═══ MATERIAL TO PROCESS ═══

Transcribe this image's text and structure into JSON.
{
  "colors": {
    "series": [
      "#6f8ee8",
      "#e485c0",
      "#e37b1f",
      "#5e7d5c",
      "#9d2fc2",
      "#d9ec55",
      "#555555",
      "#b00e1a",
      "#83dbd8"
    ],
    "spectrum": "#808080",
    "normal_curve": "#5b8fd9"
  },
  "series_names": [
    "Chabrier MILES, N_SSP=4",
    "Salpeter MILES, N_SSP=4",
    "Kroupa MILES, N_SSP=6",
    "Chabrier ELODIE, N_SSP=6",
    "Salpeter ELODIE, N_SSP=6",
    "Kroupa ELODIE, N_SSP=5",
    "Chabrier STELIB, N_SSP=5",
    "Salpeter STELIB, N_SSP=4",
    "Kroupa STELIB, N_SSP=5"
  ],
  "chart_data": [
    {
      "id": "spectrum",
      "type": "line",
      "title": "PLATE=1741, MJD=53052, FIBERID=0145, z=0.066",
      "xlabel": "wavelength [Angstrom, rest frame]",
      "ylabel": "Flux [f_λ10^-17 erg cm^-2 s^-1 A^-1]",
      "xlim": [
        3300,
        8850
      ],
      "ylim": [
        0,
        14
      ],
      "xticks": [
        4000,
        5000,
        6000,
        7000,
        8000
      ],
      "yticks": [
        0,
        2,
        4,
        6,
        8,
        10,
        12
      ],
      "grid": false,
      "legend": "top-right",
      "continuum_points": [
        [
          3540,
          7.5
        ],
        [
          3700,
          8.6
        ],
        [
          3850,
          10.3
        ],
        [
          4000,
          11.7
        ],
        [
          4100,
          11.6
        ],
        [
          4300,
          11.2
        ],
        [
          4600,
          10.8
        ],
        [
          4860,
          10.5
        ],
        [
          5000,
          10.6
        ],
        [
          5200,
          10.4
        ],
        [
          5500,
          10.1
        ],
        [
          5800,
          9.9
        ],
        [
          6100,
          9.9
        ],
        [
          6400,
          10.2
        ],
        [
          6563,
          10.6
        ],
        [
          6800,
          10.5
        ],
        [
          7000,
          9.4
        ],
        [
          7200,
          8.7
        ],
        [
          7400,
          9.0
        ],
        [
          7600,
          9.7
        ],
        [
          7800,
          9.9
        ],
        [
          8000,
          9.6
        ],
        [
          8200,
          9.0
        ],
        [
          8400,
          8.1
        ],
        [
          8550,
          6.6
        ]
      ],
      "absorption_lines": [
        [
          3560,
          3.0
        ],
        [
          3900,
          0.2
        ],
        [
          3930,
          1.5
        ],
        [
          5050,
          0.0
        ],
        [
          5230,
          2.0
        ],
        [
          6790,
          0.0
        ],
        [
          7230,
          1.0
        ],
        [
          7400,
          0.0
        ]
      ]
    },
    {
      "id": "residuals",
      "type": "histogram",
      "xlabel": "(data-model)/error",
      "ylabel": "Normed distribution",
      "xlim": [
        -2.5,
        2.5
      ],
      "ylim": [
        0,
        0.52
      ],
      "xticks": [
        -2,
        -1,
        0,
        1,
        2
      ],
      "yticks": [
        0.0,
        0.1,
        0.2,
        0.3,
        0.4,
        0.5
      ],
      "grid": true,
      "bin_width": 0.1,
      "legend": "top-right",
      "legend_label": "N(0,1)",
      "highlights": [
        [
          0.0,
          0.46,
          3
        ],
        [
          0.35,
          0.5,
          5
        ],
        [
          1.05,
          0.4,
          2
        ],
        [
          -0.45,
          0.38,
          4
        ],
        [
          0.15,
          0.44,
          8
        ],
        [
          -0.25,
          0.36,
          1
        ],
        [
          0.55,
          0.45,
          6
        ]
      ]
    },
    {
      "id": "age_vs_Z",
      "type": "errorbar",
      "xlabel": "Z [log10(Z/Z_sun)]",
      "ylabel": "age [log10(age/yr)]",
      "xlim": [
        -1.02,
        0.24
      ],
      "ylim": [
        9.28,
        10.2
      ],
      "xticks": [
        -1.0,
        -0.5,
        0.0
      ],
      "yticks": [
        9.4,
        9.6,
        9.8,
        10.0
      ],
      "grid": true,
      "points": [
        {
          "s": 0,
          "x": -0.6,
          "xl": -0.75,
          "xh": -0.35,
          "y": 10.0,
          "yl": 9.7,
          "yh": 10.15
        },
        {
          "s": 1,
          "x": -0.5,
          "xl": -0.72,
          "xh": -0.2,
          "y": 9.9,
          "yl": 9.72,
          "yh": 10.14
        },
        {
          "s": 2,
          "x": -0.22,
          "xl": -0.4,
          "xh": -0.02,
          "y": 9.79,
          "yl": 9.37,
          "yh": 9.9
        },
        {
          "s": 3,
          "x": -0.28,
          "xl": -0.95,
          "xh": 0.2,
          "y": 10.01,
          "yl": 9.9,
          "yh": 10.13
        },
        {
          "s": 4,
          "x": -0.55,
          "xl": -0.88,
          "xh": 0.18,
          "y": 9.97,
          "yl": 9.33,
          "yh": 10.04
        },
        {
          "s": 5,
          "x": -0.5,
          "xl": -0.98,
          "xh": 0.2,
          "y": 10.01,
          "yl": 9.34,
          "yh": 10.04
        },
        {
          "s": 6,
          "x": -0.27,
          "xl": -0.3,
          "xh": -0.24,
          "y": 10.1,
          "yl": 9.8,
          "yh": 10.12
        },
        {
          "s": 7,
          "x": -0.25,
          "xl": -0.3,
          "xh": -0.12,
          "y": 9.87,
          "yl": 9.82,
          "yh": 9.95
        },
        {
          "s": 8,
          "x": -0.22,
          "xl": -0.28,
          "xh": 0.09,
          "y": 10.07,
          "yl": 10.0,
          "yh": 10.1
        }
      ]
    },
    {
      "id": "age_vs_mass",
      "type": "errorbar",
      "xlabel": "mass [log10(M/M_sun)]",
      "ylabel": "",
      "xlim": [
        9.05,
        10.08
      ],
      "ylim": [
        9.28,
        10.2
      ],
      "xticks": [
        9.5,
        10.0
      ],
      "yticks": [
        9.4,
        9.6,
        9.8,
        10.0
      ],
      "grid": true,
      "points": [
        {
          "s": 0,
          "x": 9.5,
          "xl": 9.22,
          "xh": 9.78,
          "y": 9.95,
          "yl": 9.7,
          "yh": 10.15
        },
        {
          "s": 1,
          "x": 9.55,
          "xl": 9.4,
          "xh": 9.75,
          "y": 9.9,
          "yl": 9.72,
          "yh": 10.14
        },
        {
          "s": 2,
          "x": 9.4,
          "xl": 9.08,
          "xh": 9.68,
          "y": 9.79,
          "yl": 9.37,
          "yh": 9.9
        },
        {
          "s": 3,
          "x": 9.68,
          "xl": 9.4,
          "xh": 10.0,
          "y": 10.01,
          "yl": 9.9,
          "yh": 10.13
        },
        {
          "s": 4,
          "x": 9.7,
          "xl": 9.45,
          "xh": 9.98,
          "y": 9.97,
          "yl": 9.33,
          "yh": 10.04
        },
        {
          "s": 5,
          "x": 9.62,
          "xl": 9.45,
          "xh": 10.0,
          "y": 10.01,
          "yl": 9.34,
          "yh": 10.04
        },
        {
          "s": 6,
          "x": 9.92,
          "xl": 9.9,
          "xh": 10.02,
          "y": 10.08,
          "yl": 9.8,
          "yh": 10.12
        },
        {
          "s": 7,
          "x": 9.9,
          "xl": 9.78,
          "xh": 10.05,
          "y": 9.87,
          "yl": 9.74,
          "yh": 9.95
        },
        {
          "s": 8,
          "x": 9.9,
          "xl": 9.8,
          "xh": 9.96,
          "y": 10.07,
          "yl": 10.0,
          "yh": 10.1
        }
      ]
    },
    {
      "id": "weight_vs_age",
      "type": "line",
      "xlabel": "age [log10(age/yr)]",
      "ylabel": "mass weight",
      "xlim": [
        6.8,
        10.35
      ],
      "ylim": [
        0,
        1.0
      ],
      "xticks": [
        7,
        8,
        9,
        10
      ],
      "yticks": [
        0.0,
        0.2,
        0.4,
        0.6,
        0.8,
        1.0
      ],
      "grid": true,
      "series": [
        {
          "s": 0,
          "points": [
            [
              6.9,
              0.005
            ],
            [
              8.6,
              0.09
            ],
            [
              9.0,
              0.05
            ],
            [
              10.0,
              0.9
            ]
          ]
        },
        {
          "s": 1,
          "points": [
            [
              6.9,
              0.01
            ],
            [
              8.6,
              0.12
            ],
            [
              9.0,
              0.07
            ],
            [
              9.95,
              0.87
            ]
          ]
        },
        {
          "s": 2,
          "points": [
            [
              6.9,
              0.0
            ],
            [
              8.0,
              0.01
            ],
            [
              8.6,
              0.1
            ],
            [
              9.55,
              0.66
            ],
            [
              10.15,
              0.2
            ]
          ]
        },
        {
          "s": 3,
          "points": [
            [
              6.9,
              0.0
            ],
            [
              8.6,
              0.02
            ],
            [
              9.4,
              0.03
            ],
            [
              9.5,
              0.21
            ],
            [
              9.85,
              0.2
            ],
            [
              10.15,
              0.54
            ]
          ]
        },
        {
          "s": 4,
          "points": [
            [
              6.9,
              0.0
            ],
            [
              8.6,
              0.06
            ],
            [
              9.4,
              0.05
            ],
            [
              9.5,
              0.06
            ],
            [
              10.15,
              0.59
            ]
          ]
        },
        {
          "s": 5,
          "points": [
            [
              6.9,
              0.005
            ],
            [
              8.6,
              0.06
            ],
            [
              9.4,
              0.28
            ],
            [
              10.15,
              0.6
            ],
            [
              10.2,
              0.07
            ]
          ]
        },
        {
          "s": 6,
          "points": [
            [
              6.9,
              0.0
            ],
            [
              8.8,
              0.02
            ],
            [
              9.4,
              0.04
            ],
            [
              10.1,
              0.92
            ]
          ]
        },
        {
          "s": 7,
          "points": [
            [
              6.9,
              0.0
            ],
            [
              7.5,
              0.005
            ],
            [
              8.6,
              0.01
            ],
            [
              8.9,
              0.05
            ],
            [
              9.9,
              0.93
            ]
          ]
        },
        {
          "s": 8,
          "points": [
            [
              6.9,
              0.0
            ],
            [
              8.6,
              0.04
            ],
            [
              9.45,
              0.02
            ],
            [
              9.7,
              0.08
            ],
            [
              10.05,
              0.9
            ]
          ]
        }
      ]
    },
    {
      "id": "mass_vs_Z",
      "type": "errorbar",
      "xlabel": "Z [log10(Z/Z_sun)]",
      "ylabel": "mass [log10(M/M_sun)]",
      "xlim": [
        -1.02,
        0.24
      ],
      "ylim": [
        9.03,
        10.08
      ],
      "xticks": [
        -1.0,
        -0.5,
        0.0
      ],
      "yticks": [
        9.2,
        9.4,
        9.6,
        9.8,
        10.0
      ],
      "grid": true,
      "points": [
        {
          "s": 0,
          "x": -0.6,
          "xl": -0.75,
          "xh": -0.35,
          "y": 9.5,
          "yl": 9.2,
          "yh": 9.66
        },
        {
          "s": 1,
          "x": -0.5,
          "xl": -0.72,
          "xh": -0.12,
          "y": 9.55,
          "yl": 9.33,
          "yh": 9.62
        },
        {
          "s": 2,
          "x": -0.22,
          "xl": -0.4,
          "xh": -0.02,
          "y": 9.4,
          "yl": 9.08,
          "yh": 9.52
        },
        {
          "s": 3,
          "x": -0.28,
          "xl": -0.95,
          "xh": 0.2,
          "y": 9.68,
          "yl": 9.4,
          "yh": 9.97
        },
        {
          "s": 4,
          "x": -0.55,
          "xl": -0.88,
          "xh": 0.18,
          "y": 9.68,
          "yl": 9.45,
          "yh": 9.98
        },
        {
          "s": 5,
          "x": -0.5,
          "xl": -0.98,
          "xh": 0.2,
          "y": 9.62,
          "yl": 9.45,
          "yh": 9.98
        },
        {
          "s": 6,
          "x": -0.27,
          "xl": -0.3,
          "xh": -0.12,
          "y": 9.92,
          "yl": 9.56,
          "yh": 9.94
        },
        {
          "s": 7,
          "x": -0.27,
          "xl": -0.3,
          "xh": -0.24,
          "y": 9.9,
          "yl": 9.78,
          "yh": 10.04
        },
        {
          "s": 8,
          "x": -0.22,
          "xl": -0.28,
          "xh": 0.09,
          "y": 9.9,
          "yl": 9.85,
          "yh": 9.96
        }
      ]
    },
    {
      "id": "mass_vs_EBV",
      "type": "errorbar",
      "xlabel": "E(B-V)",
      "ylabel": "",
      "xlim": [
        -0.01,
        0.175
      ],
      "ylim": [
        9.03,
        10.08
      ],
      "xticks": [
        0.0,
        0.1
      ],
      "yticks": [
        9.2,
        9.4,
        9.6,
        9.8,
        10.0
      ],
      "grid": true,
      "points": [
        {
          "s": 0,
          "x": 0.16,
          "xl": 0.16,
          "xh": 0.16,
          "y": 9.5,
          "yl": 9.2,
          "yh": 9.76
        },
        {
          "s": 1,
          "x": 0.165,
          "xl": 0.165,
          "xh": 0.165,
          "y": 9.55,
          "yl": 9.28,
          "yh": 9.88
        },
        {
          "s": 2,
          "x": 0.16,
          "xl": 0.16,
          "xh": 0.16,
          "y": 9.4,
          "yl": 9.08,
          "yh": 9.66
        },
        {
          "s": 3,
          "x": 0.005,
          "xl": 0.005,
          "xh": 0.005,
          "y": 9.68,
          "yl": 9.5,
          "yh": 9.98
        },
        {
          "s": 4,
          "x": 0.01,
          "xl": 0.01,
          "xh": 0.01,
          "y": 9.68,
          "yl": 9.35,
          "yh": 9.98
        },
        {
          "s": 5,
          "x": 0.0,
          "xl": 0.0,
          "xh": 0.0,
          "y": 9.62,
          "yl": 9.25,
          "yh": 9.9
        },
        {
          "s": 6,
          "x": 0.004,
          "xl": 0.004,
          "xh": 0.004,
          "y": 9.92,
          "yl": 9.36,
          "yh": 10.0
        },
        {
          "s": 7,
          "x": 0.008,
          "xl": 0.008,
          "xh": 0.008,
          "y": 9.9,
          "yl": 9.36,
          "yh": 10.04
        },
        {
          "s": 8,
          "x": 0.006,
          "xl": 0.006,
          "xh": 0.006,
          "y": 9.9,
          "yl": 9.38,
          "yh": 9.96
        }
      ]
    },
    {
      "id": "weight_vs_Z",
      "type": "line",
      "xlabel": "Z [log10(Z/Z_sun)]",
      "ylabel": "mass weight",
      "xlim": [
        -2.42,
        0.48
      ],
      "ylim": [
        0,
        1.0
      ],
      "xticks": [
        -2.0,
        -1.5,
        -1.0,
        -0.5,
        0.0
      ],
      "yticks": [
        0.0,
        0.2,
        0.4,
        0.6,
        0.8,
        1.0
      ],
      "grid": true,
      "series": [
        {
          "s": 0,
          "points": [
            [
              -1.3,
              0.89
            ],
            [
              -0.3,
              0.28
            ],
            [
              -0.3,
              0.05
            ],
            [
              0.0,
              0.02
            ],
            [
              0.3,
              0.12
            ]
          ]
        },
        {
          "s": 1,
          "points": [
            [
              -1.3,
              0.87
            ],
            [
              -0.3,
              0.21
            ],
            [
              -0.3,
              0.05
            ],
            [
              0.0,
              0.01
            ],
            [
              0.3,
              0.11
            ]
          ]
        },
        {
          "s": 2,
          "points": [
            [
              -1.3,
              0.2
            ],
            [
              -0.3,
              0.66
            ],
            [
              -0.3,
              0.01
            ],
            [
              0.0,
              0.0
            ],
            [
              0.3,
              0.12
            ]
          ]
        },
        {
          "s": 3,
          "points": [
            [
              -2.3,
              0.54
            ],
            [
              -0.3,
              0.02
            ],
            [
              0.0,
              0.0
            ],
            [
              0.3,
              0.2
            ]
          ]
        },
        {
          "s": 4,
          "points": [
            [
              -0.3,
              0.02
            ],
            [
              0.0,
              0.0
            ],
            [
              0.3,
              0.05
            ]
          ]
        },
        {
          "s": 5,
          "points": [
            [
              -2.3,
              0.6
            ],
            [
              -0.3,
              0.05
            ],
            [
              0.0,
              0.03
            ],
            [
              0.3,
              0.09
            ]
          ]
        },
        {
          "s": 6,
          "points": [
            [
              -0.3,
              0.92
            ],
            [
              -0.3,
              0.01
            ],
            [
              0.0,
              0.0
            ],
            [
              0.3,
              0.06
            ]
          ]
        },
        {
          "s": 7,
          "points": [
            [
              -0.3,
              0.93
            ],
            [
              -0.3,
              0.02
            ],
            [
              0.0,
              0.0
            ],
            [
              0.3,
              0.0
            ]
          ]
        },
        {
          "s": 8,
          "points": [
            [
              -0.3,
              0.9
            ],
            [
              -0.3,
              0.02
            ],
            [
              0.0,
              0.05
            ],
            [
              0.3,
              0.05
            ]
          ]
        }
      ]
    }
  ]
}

═══

## PROBLEM TO WORK ON
Across the entries, how many lines contain "ELODIE"? Reply with the number only.

## SOLUTION TO THE PROBLEM
3